■ Given records ■

== == ==

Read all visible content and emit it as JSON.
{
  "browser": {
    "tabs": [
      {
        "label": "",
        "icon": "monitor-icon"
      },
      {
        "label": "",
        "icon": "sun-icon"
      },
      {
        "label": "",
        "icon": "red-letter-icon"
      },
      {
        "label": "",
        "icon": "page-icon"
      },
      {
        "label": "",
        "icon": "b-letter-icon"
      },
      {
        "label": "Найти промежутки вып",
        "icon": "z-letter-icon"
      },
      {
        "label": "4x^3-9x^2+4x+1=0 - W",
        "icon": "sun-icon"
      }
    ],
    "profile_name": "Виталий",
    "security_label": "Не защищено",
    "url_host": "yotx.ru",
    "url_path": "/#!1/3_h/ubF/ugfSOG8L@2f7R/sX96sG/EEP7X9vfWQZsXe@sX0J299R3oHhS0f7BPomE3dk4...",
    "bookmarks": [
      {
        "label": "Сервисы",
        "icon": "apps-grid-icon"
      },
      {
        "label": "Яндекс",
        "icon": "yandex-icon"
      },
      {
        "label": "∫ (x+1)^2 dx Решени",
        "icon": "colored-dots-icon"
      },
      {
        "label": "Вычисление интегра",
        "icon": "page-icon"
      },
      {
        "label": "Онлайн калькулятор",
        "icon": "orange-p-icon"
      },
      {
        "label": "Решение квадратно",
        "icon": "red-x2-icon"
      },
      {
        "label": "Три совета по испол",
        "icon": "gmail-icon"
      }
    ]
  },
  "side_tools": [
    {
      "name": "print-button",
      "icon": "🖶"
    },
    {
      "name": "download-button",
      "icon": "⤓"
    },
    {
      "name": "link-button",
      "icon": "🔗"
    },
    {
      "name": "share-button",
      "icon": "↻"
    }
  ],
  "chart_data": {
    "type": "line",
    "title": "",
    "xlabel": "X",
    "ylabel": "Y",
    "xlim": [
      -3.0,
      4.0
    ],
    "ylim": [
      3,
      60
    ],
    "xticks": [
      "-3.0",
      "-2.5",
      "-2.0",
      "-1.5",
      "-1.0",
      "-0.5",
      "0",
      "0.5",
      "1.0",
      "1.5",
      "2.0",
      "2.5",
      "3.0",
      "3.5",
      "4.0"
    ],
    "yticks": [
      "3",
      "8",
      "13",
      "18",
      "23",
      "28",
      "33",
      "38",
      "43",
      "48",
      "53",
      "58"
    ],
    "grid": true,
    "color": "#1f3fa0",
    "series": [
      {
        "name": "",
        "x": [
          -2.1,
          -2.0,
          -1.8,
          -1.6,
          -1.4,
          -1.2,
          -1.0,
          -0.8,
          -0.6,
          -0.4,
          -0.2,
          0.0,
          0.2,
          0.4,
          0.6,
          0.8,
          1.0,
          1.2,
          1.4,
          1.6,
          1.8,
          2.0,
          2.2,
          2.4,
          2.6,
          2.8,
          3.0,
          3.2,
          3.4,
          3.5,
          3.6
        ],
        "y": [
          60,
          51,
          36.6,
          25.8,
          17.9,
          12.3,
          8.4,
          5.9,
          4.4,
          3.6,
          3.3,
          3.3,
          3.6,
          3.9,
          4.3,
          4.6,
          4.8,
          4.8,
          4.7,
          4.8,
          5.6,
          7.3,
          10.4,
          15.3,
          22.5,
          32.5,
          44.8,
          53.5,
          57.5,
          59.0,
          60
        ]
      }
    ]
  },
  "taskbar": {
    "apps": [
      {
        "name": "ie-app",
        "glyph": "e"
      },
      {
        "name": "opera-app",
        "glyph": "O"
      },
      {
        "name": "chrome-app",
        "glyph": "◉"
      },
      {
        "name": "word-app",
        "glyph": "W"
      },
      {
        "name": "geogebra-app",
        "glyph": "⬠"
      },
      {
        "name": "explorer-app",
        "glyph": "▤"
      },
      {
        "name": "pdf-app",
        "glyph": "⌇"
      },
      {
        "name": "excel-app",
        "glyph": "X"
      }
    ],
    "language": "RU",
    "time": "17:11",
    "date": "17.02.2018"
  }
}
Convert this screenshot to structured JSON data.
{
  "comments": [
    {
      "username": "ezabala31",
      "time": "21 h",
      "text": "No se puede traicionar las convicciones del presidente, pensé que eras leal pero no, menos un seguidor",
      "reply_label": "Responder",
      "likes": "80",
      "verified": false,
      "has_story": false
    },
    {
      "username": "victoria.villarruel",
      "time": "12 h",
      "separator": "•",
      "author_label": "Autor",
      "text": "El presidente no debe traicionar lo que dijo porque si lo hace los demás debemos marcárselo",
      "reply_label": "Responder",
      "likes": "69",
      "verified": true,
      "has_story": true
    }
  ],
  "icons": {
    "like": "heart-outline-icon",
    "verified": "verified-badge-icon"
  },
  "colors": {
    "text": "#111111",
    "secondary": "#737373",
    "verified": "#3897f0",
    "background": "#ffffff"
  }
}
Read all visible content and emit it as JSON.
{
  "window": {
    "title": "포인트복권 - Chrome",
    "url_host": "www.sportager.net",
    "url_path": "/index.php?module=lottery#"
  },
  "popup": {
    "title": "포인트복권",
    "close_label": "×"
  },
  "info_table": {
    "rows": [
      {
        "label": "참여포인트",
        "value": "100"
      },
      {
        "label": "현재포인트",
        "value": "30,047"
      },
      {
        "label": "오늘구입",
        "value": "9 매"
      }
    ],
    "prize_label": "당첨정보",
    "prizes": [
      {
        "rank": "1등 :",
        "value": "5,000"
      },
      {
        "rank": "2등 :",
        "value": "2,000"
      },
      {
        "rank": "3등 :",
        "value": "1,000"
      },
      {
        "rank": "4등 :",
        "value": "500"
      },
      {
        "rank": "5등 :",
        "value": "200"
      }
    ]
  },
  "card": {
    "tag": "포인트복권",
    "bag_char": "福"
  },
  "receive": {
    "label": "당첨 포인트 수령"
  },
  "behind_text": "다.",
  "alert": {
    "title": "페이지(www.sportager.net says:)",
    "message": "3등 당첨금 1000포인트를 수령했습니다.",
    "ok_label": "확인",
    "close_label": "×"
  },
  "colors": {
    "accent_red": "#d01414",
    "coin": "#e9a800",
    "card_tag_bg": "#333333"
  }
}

== == ==

■ Challenge ■
Repeat the data verbatim.

■ Output for this task ■
Read all visible content and emit it as JSON.
{
  "browser": {
    "tabs": [
      {
        "label": "",
        "icon": "monitor-icon"
      },
      {
        "label": "",
        "icon": "sun-icon"
      },
      {
        "label": "",
        "icon": "red-letter-icon"
      },
      {
        "label": "",
        "icon": "page-icon"
      },
      {
        "label": "",
        "icon": "b-letter-icon"
      },
      {
        "label": "Найти промежутки вып",
        "icon": "z-letter-icon"
      },
      {
        "label": "4x^3-9x^2+4x+1=0 - W",
        "icon": "sun-icon"
      }
    ],
    "profile_name": "Виталий",
    "security_label": "Не защищено",
    "url_host": "yotx.ru",
    "url_path": "/#!1/3_h/ubF/ugfSOG8L@2f7R/sX96sG/EEP7X9vfWQZsXe@sX0J299R3oHhS0f7BPomE3dk4...",
    "bookmarks": [
      {
        "label": "Сервисы",
        "icon": "apps-grid-icon"
      },
      {
        "label": "Яндекс",
        "icon": "yandex-icon"
      },
      {
        "label": "∫ (x+1)^2 dx Решени",
        "icon": "colored-dots-icon"
      },
      {
        "label": "Вычисление интегра",
        "icon": "page-icon"
      },
      {
        "label": "Онлайн калькулятор",
        "icon": "orange-p-icon"
      },
      {
        "label": "Решение квадратно",
        "icon": "red-x2-icon"
      },
      {
        "label": "Три совета по испол",
        "icon": "gmail-icon"
      }
    ]
  },
  "side_tools": [
    {
      "name": "print-button",
      "icon": "🖶"
    },
    {
      "name": "download-button",
      "icon": "⤓"
    },
    {
      "name": "link-button",
      "icon": "🔗"
    },
    {
      "name": "share-button",
      "icon": "↻"
    }
  ],
  "chart_data": {
    "type": "line",
    "title": "",
    "xlabel": "X",
    "ylabel": "Y",
    "xlim": [
      -3.0,
      4.0
    ],
    "ylim": [
      3,
      60
    ],
    "xticks": [
      "-3.0",
      "-2.5",
      "-2.0",
      "-1.5",
      "-1.0",
      "-0.5",
      "0",
      "0.5",
      "1.0",
      "1.5",
      "2.0",
      "2.5",
      "3.0",
      "3.5",
      "4.0"
    ],
    "yticks": [
      "3",
      "8",
      "13",
      "18",
      "23",
      "28",
      "33",
      "38",
      "43",
      "48",
      "53",
      "58"
    ],
    "grid": true,
    "color": "#1f3fa0",
    "series": [
      {
        "name": "",
        "x": [
          -2.1,
          -2.0,
          -1.8,
          -1.6,
          -1.4,
          -1.2,
          -1.0,
          -0.8,
          -0.6,
          -0.4,
          -0.2,
          0.0,
          0.2,
          0.4,
          0.6,
          0.8,
          1.0,
          1.2,
          1.4,
          1.6,
          1.8,
          2.0,
          2.2,
          2.4,
          2.6,
          2.8,
          3.0,
          3.2,
          3.4,
          3.5,
          3.6
        ],
        "y": [
          60,
          51,
          36.6,
          25.8,
          17.9,
          12.3,
          8.4,
          5.9,
          4.4,
          3.6,
          3.3,
          3.3,
          3.6,
          3.9,
          4.3,
          4.6,
          4.8,
          4.8,
          4.7,
          4.8,
          5.6,
          7.3,
          10.4,
          15.3,
          22.5,
          32.5,
          44.8,
          53.5,
          57.5,
          59.0,
          60
        ]
      }
    ]
  },
  "taskbar": {
    "apps": [
      {
        "name": "ie-app",
        "glyph": "e"
      },
      {
        "name": "opera-app",
        "glyph": "O"
      },
      {
        "name": "chrome-app",
        "glyph": "◉"
      },
      {
        "name": "word-app",
        "glyph": "W"
      },
      {
        "name": "geogebra-app",
        "glyph": "⬠"
      },
      {
        "name": "explorer-app",
        "glyph": "▤"
      },
      {
        "name": "pdf-app",
        "glyph": "⌇"
      },
      {
        "name": "excel-app",
        "glyph": "X"
      }
    ],
    "language": "RU",
    "time": "17:11",
    "date": "17.02.2018"
  }
}
Convert this screenshot to structured JSON data.
{
  "comments": [
    {
      "username": "ezabala31",
      "time": "21 h",
      "text": "No se puede traicionar las convicciones del presidente, pensé que eras leal pero no, menos un seguidor",
      "reply_label": "Responder",
      "likes": "80",
      "verified": false,
      "has_story": false
    },
    {
      "username": "victoria.villarruel",
      "time": "12 h",
      "separator": "•",
      "author_label": "Autor",
      "text": "El presidente no debe traicionar lo que dijo porque si lo hace los demás debemos marcárselo",
      "reply_label": "Responder",
      "likes": "69",
      "verified": true,
      "has_story": true
    }
  ],
  "icons": {
    "like": "heart-outline-icon",
    "verified": "verified-badge-icon"
  },
  "colors": {
    "text": "#111111",
    "secondary": "#737373",
    "verified": "#3897f0",
    "background": "#ffffff"
  }
}
Read all visible content and emit it as JSON.
{
  "window": {
    "title": "포인트복권 - Chrome",
    "url_host": "www.sportager.net",
    "url_path": "/index.php?module=lottery#"
  },
  "popup": {
    "title": "포인트복권",
    "close_label": "×"
  },
  "info_table": {
    "rows": [
      {
        "label": "참여포인트",
        "value": "100"
      },
      {
        "label": "현재포인트",
        "value": "30,047"
      },
      {
        "label": "오늘구입",
        "value": "9 매"
      }
    ],
    "prize_label": "당첨정보",
    "prizes": [
      {
        "rank": "1등 :",
        "value": "5,000"
      },
      {
        "rank": "2등 :",
        "value": "2,000"
      },
      {
        "rank": "3등 :",
        "value": "1,000"
      },
      {
        "rank": "4등 :",
        "value": "500"
      },
      {
        "rank": "5등 :",
        "value": "200"
      }
    ]
  },
  "card": {
    "tag": "포인트복권",
    "bag_char": "福"
  },
  "receive": {
    "label": "당첨 포인트 수령"
  },
  "behind_text": "다.",
  "alert": {
    "title": "페이지(www.sportager.net says:)",
    "message": "3등 당첨금 1000포인트를 수령했습니다.",
    "ok_label": "확인",
    "close_label": "×"
  },
  "colors": {
    "accent_red": "#d01414",
    "coin": "#e9a800",
    "card_tag_bg": "#333333"
  }
}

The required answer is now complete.